» **Input for this task**
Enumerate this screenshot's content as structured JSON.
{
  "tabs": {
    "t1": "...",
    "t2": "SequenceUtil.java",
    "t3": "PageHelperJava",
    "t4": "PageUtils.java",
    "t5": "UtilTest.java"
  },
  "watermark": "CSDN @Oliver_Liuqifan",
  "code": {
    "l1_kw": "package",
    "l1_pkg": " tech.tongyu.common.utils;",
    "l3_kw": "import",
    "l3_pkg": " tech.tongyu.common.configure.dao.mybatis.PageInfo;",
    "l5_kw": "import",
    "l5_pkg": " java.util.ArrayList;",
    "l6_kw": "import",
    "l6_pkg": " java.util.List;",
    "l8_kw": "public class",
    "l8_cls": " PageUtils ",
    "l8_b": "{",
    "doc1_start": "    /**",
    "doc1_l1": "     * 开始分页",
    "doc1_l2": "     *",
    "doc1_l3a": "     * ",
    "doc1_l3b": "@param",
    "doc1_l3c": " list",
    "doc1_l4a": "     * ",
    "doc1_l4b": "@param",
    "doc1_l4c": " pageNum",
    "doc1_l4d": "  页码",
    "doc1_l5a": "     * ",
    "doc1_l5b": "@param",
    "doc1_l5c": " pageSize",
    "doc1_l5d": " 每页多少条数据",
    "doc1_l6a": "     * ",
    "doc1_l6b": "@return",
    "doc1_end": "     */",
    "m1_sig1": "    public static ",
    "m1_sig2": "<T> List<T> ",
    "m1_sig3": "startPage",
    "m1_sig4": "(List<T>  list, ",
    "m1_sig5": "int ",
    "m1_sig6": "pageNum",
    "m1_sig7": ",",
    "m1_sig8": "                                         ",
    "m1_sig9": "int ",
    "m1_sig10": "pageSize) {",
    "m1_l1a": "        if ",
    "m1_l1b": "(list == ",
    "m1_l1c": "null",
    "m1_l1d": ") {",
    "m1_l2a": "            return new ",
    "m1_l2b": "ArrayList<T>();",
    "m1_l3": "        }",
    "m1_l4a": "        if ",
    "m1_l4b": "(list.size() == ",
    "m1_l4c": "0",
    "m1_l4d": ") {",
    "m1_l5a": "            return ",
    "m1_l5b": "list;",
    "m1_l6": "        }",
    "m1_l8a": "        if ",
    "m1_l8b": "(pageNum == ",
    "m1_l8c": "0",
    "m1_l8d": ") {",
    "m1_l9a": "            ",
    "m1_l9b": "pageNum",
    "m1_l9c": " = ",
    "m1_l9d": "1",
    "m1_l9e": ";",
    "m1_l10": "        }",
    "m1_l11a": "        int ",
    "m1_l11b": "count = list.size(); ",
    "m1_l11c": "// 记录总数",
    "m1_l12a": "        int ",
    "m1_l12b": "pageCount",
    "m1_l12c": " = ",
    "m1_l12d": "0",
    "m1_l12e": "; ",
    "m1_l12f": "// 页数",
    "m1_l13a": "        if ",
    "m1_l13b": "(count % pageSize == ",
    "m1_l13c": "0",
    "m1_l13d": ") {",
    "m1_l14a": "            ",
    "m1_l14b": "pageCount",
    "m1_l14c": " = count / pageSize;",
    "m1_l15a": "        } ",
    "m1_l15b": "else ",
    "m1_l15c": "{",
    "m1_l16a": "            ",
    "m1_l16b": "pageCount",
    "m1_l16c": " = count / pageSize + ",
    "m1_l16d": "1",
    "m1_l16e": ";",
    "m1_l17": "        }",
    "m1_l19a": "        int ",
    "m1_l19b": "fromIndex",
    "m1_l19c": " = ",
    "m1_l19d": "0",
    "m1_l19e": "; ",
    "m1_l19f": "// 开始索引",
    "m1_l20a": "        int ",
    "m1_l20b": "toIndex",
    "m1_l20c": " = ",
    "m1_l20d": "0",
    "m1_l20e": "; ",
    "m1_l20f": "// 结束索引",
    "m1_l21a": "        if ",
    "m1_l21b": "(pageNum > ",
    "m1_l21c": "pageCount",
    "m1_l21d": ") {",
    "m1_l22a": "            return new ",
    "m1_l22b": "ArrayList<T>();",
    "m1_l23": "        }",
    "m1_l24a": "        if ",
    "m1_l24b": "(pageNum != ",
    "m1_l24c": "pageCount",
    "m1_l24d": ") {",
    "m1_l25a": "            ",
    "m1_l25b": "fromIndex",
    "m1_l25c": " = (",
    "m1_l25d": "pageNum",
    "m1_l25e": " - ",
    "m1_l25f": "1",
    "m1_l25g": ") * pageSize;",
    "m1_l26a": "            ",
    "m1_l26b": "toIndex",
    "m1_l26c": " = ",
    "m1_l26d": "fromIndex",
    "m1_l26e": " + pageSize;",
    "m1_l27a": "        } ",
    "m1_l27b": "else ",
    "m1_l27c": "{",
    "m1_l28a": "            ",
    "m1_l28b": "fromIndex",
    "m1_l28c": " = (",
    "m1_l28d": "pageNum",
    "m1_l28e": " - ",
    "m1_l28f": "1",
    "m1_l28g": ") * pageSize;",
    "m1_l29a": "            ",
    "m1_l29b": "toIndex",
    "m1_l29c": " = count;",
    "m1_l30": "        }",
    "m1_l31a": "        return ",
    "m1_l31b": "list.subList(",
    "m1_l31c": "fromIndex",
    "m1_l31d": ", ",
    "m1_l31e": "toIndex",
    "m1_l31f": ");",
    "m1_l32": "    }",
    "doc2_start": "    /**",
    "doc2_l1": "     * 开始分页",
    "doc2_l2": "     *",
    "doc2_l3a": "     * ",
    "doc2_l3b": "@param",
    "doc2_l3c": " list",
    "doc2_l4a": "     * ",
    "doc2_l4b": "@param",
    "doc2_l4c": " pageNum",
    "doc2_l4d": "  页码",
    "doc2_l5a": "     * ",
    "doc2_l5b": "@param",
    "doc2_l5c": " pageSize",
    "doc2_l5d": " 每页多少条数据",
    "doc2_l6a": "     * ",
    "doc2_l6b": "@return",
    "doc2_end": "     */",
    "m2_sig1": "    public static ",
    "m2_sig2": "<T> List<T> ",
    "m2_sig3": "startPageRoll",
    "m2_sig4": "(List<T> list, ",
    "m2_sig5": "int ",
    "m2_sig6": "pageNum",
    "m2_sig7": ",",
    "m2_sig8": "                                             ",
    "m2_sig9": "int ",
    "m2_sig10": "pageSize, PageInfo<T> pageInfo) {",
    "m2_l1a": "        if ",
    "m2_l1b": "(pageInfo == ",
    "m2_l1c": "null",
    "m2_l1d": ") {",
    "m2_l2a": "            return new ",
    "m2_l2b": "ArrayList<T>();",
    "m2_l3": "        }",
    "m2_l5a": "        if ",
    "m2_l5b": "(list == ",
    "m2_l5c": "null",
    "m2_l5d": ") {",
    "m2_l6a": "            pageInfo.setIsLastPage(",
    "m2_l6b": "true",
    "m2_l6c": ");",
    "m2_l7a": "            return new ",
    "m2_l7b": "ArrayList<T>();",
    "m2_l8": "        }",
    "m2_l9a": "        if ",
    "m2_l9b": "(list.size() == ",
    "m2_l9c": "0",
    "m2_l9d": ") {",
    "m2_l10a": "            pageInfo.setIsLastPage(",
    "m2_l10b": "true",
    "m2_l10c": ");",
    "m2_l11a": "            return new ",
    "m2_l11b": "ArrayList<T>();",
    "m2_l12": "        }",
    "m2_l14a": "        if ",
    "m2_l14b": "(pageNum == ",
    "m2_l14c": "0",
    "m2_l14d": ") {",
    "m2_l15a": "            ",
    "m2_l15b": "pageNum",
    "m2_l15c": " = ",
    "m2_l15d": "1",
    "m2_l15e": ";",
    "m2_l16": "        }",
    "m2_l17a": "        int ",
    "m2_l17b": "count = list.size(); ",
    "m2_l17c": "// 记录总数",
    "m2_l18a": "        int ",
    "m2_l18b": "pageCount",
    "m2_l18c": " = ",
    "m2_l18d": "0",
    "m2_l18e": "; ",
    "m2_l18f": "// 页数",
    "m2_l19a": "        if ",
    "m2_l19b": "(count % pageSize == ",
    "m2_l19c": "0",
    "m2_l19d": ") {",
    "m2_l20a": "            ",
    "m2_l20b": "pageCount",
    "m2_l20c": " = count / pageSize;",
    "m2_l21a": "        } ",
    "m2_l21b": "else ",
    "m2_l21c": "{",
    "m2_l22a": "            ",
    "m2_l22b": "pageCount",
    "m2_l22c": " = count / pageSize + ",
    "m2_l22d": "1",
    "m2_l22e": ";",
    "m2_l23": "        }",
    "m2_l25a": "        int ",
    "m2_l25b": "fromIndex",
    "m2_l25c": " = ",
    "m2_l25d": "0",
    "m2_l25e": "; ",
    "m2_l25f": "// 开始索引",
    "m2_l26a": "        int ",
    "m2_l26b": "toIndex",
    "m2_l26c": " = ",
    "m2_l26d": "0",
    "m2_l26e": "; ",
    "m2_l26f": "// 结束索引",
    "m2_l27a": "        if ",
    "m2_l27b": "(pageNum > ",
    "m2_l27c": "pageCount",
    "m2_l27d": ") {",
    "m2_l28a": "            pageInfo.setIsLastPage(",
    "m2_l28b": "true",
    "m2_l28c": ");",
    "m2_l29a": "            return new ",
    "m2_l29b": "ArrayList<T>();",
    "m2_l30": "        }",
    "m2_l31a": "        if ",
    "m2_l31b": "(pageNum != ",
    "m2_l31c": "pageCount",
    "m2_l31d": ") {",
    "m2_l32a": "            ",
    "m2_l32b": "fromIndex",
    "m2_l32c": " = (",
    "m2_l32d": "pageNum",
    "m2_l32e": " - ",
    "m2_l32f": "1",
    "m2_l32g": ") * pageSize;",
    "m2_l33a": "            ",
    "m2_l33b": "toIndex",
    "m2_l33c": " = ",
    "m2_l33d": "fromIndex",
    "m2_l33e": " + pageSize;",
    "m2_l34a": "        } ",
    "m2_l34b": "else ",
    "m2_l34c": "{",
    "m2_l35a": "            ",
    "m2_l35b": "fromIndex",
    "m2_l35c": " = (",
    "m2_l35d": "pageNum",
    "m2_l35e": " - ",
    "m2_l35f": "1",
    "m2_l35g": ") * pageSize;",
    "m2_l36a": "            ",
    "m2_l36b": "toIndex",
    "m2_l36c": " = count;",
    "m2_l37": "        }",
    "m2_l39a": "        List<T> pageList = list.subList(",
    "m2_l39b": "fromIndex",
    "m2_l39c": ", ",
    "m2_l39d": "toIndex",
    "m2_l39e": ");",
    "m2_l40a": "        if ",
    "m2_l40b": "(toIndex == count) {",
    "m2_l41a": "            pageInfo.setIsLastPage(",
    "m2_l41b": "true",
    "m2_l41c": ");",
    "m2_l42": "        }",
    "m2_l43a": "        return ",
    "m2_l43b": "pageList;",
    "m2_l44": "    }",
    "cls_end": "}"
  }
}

» **Work required**
Scan the lines for the string "ArrayList". Pick out every line that has it.

» **Task output**
    "l5_pkg": " java.util.ArrayList;",
    "m1_l2b": "ArrayList<T>();",
    "m1_l22b": "ArrayList<T>();",
    "m2_l2b": "ArrayList<T>();",
    "m2_l7b": "ArrayList<T>();",
    "m2_l11b": "ArrayList<T>();",
    "m2_l29b": "ArrayList<T>();",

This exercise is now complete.